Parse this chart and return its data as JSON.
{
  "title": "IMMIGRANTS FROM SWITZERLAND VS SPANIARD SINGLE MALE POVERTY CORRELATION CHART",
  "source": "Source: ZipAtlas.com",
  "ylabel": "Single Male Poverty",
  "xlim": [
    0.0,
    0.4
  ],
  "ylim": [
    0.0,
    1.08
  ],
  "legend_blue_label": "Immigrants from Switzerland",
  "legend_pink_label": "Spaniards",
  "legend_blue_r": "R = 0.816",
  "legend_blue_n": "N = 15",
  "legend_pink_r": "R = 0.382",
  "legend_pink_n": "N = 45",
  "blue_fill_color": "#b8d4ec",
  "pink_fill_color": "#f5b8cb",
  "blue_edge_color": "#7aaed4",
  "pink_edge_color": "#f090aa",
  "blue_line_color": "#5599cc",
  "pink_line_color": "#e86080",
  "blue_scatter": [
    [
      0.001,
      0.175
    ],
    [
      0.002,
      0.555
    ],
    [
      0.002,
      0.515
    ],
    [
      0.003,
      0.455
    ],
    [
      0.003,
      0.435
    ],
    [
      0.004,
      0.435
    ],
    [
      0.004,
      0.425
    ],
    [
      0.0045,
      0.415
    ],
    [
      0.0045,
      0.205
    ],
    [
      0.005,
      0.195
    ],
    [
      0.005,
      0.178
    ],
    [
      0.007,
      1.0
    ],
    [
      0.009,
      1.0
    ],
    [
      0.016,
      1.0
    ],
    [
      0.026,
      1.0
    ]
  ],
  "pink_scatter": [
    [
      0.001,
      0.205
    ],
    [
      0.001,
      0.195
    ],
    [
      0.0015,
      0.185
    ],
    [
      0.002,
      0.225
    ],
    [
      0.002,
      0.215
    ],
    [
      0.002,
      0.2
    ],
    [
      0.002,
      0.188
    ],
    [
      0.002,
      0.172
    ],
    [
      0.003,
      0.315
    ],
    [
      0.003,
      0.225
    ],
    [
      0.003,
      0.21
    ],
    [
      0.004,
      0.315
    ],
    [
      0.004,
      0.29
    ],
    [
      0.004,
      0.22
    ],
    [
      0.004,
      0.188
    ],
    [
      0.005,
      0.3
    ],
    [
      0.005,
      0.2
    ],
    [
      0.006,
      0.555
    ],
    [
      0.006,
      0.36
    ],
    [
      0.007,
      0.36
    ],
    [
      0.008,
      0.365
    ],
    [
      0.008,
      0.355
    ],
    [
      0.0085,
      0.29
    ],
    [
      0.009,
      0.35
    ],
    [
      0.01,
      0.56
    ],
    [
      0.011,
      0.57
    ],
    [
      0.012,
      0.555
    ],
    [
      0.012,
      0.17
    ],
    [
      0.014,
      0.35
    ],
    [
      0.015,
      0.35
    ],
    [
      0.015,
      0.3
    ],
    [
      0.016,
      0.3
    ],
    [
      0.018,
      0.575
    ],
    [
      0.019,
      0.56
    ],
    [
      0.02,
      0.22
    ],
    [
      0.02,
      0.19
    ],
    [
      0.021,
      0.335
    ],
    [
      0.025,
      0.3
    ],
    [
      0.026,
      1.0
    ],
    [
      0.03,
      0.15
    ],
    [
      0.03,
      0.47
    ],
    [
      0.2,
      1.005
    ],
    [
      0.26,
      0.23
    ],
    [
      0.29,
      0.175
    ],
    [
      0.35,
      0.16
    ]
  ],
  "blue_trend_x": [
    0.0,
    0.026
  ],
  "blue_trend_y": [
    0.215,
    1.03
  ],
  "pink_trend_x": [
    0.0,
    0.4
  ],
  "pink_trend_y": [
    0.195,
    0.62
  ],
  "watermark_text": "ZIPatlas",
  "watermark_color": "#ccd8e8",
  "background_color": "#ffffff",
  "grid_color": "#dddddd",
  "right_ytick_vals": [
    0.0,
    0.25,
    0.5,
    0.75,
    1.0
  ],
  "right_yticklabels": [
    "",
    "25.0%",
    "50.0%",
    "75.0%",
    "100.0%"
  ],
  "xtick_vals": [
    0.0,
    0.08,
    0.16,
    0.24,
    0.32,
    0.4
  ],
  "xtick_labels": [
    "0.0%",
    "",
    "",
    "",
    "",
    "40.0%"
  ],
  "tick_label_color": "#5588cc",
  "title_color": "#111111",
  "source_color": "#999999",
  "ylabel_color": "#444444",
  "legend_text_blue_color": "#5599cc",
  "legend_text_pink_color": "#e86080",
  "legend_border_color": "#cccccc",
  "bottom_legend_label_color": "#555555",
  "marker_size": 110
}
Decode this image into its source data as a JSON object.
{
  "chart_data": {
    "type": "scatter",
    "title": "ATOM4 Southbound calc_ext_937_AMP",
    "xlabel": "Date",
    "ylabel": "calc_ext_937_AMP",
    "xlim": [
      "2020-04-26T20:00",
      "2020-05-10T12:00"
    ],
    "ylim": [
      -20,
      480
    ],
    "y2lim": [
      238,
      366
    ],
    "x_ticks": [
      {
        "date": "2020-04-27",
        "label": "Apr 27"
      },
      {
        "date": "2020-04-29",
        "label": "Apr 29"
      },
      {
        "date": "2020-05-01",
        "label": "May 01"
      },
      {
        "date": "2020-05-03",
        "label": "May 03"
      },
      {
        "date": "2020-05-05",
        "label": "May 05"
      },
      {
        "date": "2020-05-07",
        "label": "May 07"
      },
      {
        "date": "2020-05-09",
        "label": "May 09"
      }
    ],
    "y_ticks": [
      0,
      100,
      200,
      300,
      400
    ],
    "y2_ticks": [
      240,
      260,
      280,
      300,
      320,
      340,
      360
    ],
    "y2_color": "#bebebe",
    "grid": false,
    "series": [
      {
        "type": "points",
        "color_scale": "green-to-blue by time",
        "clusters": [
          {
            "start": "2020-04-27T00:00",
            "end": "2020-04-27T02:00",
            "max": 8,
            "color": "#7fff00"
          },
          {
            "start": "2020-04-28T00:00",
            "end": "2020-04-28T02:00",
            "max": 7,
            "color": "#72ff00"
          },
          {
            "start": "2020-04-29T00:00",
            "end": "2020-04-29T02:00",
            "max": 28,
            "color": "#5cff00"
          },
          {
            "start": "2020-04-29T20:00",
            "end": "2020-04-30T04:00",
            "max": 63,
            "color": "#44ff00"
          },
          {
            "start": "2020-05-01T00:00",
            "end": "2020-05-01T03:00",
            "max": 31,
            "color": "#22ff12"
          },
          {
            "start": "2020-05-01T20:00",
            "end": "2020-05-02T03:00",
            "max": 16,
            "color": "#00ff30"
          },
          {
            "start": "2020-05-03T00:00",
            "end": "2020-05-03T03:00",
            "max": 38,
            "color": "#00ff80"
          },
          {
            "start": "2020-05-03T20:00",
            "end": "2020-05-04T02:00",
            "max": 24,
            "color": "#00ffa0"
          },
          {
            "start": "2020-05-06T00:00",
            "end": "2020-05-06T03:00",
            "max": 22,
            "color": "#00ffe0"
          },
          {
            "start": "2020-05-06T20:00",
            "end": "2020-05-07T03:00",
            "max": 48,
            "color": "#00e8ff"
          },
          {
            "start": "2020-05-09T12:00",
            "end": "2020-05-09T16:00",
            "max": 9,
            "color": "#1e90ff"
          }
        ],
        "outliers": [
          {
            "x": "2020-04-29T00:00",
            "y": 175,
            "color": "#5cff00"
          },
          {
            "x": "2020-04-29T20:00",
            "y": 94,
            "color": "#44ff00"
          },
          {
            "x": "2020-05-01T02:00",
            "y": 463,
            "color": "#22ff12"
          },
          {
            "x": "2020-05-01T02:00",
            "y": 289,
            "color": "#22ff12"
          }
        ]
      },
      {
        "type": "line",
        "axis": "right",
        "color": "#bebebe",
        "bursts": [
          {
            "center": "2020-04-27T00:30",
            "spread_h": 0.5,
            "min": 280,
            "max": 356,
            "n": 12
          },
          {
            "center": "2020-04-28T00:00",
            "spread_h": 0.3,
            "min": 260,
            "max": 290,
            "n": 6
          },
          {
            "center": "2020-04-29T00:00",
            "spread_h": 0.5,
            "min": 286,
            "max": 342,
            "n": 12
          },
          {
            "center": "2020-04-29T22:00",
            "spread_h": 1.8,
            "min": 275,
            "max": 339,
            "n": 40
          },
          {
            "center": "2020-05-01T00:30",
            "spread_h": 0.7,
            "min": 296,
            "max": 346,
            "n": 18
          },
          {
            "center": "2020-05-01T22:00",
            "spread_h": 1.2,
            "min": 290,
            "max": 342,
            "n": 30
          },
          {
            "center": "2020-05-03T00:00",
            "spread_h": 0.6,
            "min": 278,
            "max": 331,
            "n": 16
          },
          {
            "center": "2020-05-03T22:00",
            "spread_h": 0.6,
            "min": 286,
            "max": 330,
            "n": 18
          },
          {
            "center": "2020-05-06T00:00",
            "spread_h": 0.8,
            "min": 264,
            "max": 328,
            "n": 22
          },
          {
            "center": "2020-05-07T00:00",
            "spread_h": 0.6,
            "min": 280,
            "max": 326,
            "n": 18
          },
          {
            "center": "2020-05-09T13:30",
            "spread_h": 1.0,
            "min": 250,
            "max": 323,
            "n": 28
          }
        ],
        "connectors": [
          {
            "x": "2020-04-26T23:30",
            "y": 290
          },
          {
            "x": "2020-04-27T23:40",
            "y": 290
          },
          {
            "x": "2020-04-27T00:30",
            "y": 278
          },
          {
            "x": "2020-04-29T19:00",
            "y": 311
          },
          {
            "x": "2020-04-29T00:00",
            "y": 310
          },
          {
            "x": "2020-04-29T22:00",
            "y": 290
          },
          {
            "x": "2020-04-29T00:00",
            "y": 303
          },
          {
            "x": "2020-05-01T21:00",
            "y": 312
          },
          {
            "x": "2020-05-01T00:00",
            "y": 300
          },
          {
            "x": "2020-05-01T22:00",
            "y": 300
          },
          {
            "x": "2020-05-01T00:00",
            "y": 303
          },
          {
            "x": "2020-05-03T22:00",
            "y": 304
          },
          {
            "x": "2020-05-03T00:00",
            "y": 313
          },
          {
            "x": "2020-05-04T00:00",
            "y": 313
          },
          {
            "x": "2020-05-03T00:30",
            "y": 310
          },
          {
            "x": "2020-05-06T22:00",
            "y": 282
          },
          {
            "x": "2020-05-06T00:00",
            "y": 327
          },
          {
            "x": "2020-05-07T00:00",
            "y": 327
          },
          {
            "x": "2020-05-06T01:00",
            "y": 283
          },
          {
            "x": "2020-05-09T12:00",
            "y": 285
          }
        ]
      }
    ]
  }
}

------------------------------------------------------------

§ **STATED EXERCISE**: Where a line above contains the word "center", copy that line.

§ **THE REPLY**:
            "center": "2020-04-27T00:30",
            "center": "2020-04-28T00:00",
            "center": "2020-04-29T00:00",
            "center": "2020-04-29T22:00",
            "center": "2020-05-01T00:30",
            "center": "2020-05-01T22:00",
            "center": "2020-05-03T00:00",
            "center": "2020-05-03T22:00",
            "center": "2020-05-06T00:00",
            "center": "2020-05-07T00:00",
            "center": "2020-05-09T13:30",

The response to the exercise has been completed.